Aim of the exercise | In the records that follow, show each line where the word "this" is present.

─── Provided material ───

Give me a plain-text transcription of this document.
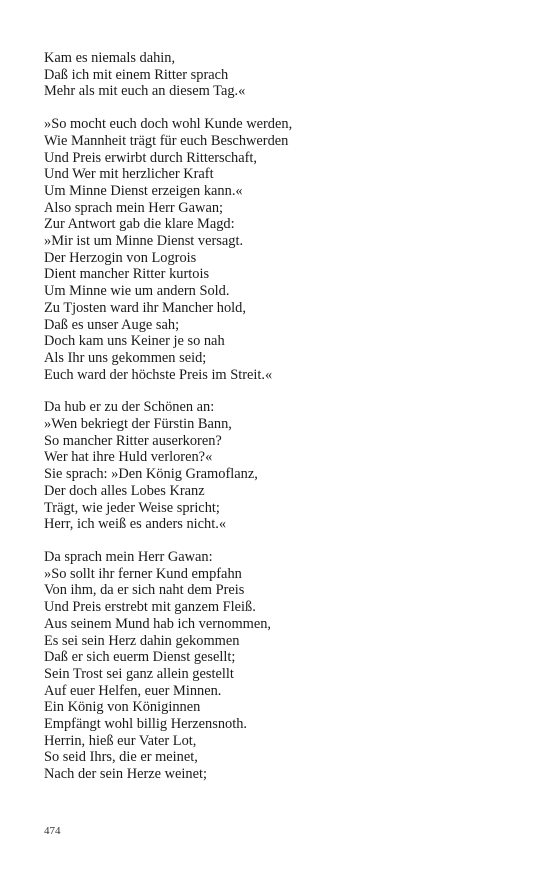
Kam es niemals dahin,
Daß ich mit einem Ritter sprach
Mehr als mit euch an diesem Tag.«
»So mocht euch doch wohl Kunde werden,
Wie Mannheit trägt für euch Beschwerden
Und Preis erwirbt durch Ritterschaft,
Und Wer mit herzlicher Kraft
Um Minne Dienst erzeigen kann.«
Also sprach mein Herr Gawan;
Zur Antwort gab die klare Magd:
»Mir ist um Minne Dienst versagt.
Der Herzogin von Logrois
Dient mancher Ritter kurtois
Um Minne wie um andern Sold.
Zu Tjosten ward ihr Mancher hold,
Daß es unser Auge sah;
Doch kam uns Keiner je so nah
Als Ihr uns gekommen seid;
Euch ward der höchste Preis im Streit.«
Da hub er zu der Schönen an:
»Wen bekriegt der Fürstin Bann,
So mancher Ritter auserkoren?
Wer hat ihre Huld verloren?«
Sie sprach: »Den König Gramoflanz,
Der doch alles Lobes Kranz
Trägt, wie jeder Weise spricht;
Herr, ich weiß es anders nicht.«
Da sprach mein Herr Gawan:
»So sollt ihr ferner Kund empfahn
Von ihm, da er sich naht dem Preis
Und Preis erstrebt mit ganzem Fleiß.
Aus seinem Mund hab ich vernommen,
Es sei sein Herz dahin gekommen
Daß er sich euerm Dienst gesellt;
Sein Trost sei ganz allein gestellt
Auf euer Helfen, euer Minnen.
Ein König von Königinnen
Empfängt wohl billig Herzensnoth.
Herrin, hieß eur Vater Lot,
So seid Ihrs, die er meinet,
Nach der sein Herze weinet;
474
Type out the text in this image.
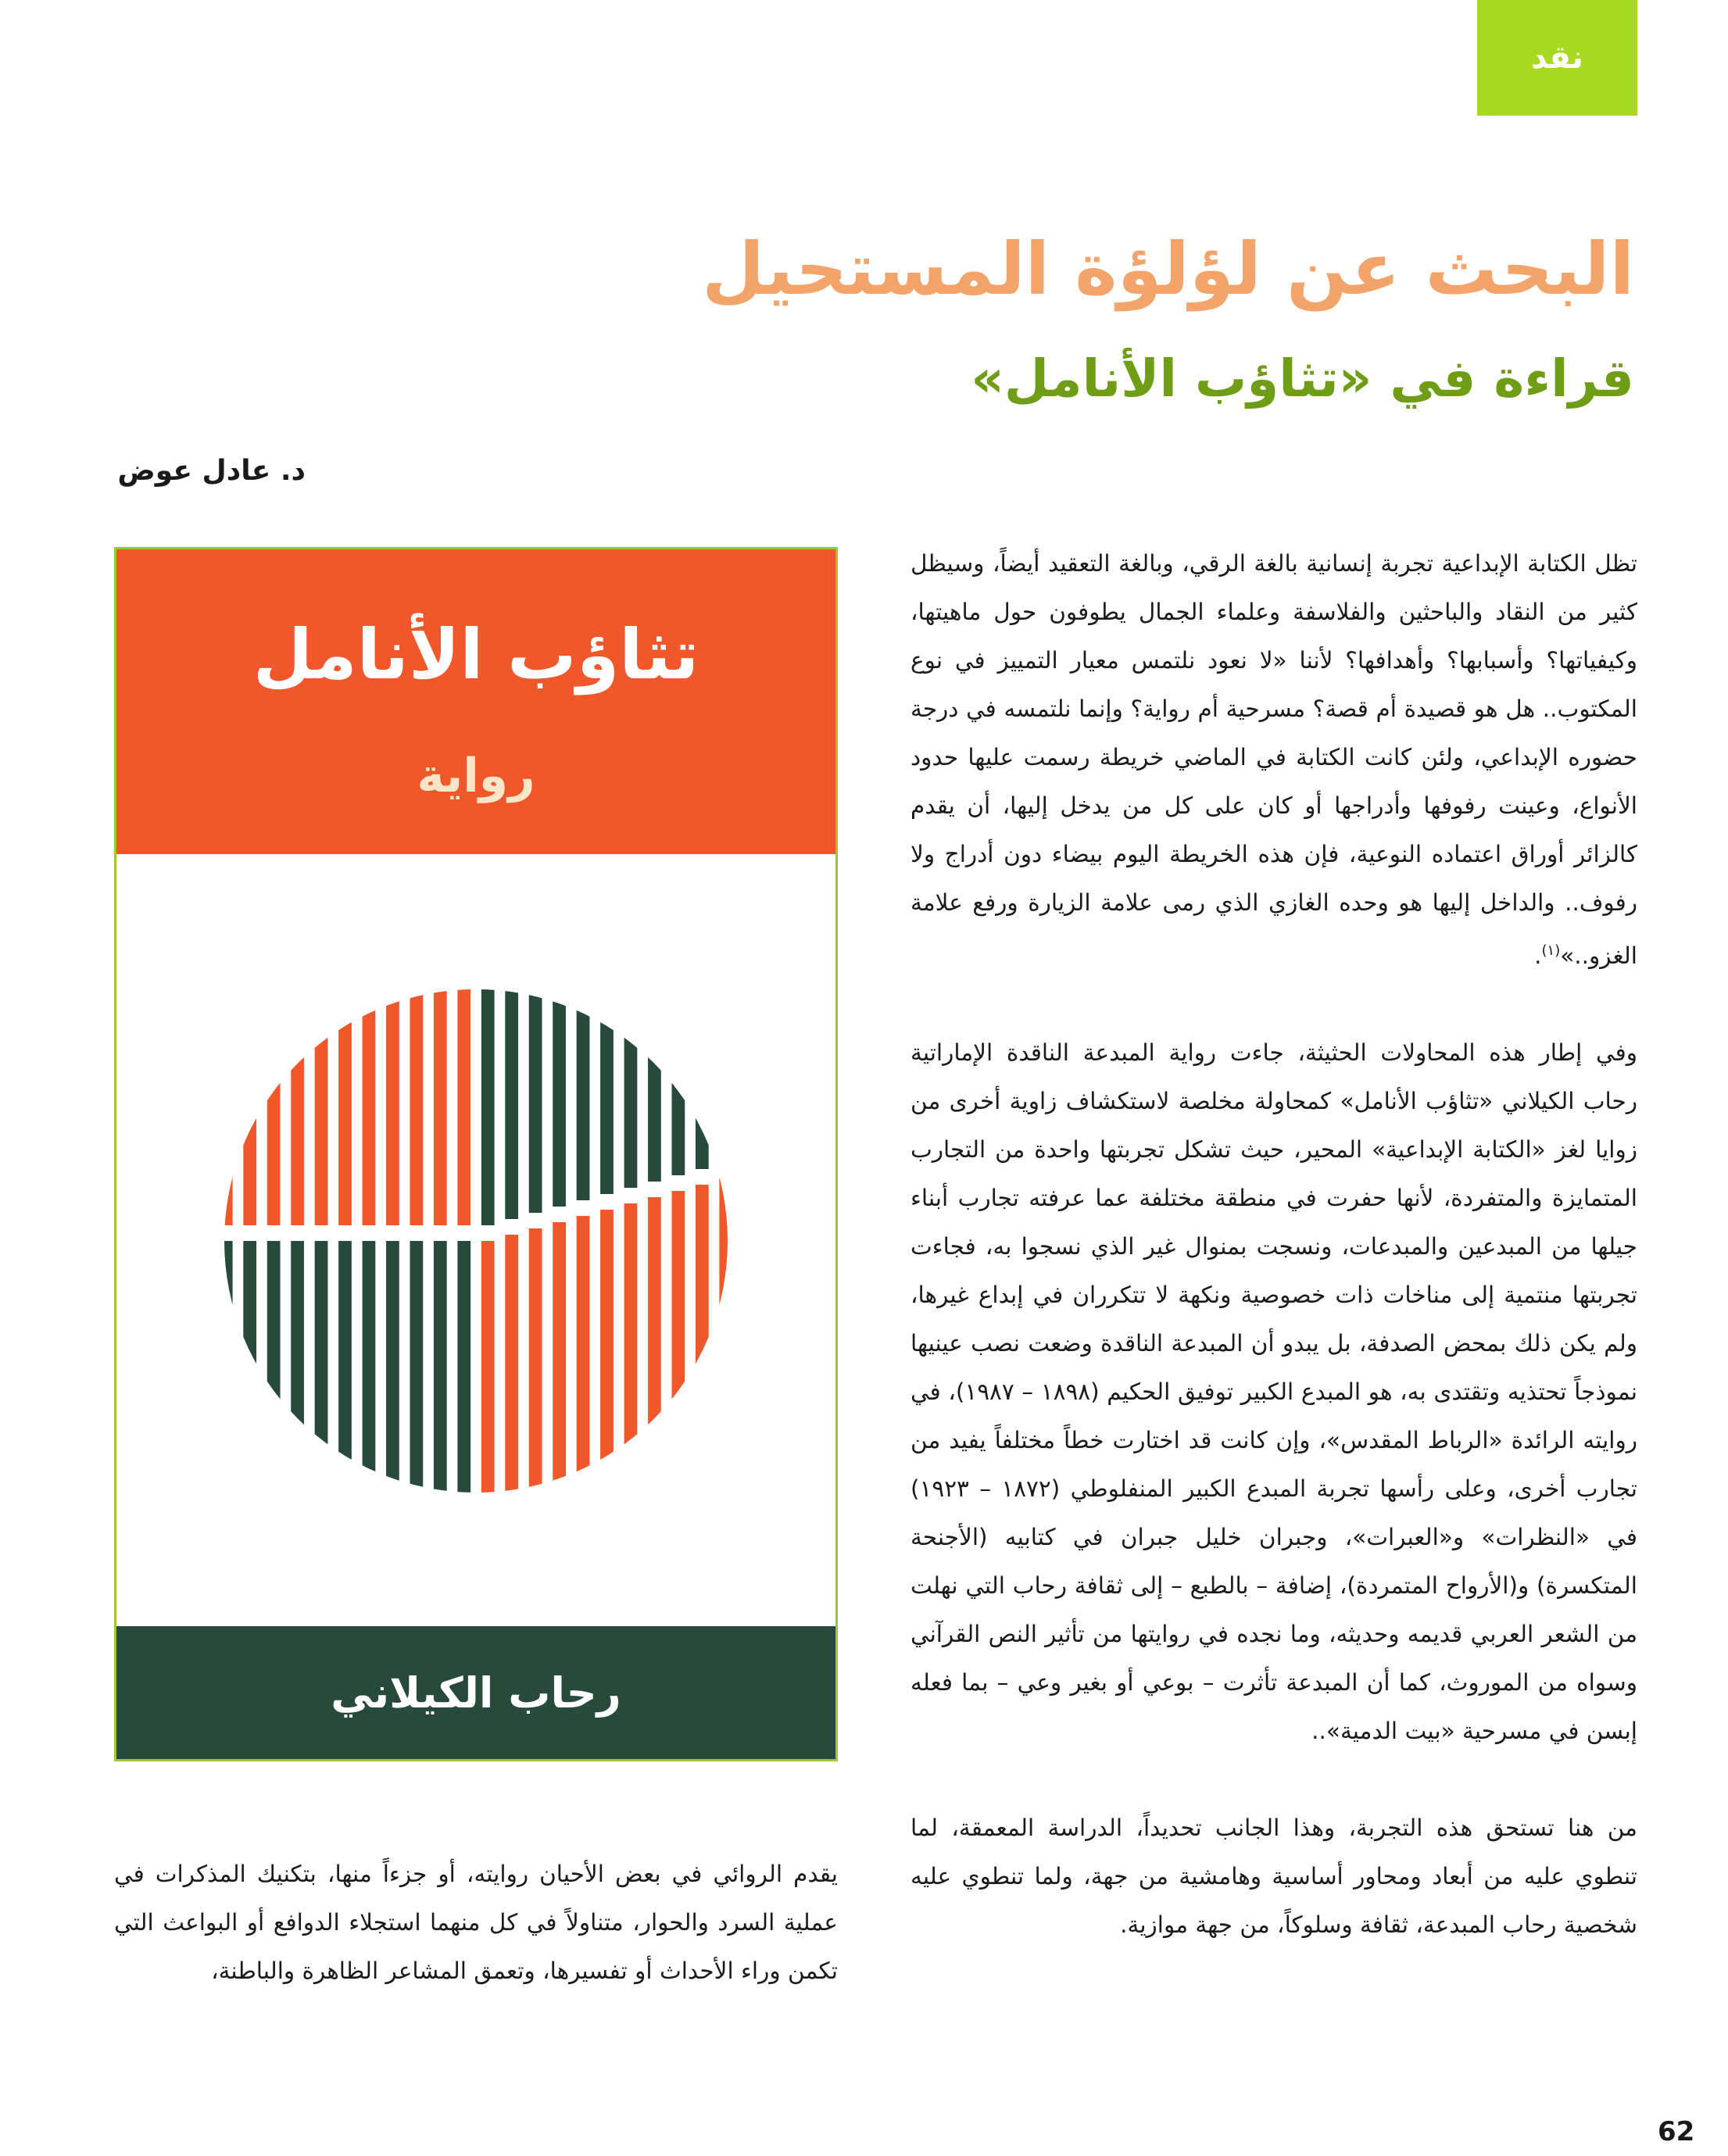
نقد
البحث عن لؤلؤة المستحيل
قراءة في «تثاؤب الأنامل»
د. عادل عوض
تثاؤب الأنامل
رواية
رحاب الكيلاني

تظل الكتابة الإبداعية تجربة إنسانية بالغة الرقي، وبالغة التعقيد أيضاً، وسيظل كثير من النقاد والباحثين والفلاسفة وعلماء الجمال يطوفون حول ماهيتها، وكيفياتها؟ وأسبابها؟ وأهدافها؟ لأننا «لا نعود نلتمس معيار التمييز في نوع المكتوب.. هل هو قصيدة أم قصة؟ مسرحية أم رواية؟ وإنما نلتمسه في درجة حضوره الإبداعي، ولئن كانت الكتابة في الماضي خريطة رسمت عليها حدود الأنواع، وعينت رفوفها وأدراجها أو كان على كل من يدخل إليها، أن يقدم كالزائر أوراق اعتماده النوعية، فإن هذه الخريطة اليوم بيضاء دون أدراج ولا رفوف.. والداخل إليها هو وحده الغازي الذي رمى علامة الزيارة ورفع علامة الغزو..»$^{(١)}$.

وفي إطار هذه المحاولات الحثيثة، جاءت رواية المبدعة الناقدة الإماراتية رحاب الكيلاني «تثاؤب الأنامل» كمحاولة مخلصة لاستكشاف زاوية أخرى من زوايا لغز «الكتابة الإبداعية» المحير، حيث تشكل تجربتها واحدة من التجارب المتمايزة والمتفردة، لأنها حفرت في منطقة مختلفة عما عرفته تجارب أبناء جيلها من المبدعين والمبدعات، ونسجت بمنوال غير الذي نسجوا به، فجاءت تجربتها منتمية إلى مناخات ذات خصوصية ونكهة لا تتكرران في إبداع غيرها، ولم يكن ذلك بمحض الصدفة، بل يبدو أن المبدعة الناقدة وضعت نصب عينيها نموذجاً تحتذيه وتقتدى به، هو المبدع الكبير توفيق الحكيم (١٨٩٨ – ١٩٨٧)، في روايته الرائدة «الرباط المقدس»، وإن كانت قد اختارت خطاً مختلفاً يفيد من تجارب أخرى، وعلى رأسها تجربة المبدع الكبير المنفلوطي (١٨٧٢ – ١٩٢٣) في «النظرات» و«العبرات»، وجبران خليل جبران في كتابيه (الأجنحة المتكسرة) و(الأرواح المتمردة)، إضافة – بالطبع – إلى ثقافة رحاب التي نهلت من الشعر العربي قديمه وحديثه، وما نجده في روايتها من تأثير النص القرآني وسواه من الموروث، كما أن المبدعة تأثرت – بوعي أو بغير وعي – بما فعله إبسن في مسرحية «بيت الدمية»..

من هنا تستحق هذه التجربة، وهذا الجانب تحديداً، الدراسة المعمقة، لما تنطوي عليه من أبعاد ومحاور أساسية وهامشية من جهة، ولما تنطوي عليه شخصية رحاب المبدعة، ثقافة وسلوكاً، من جهة موازية.

يقدم الروائي في بعض الأحيان روايته، أو جزءاً منها، بتكنيك المذكرات في عملية السرد والحوار، متناولاً في كل منهما استجلاء الدوافع أو البواعث التي تكمن وراء الأحداث أو تفسيرها، وتعمق المشاعر الظاهرة والباطنة،

62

───

Result of the exercise |
Give me a plain-text transcription of this document.
Type out the text in this image.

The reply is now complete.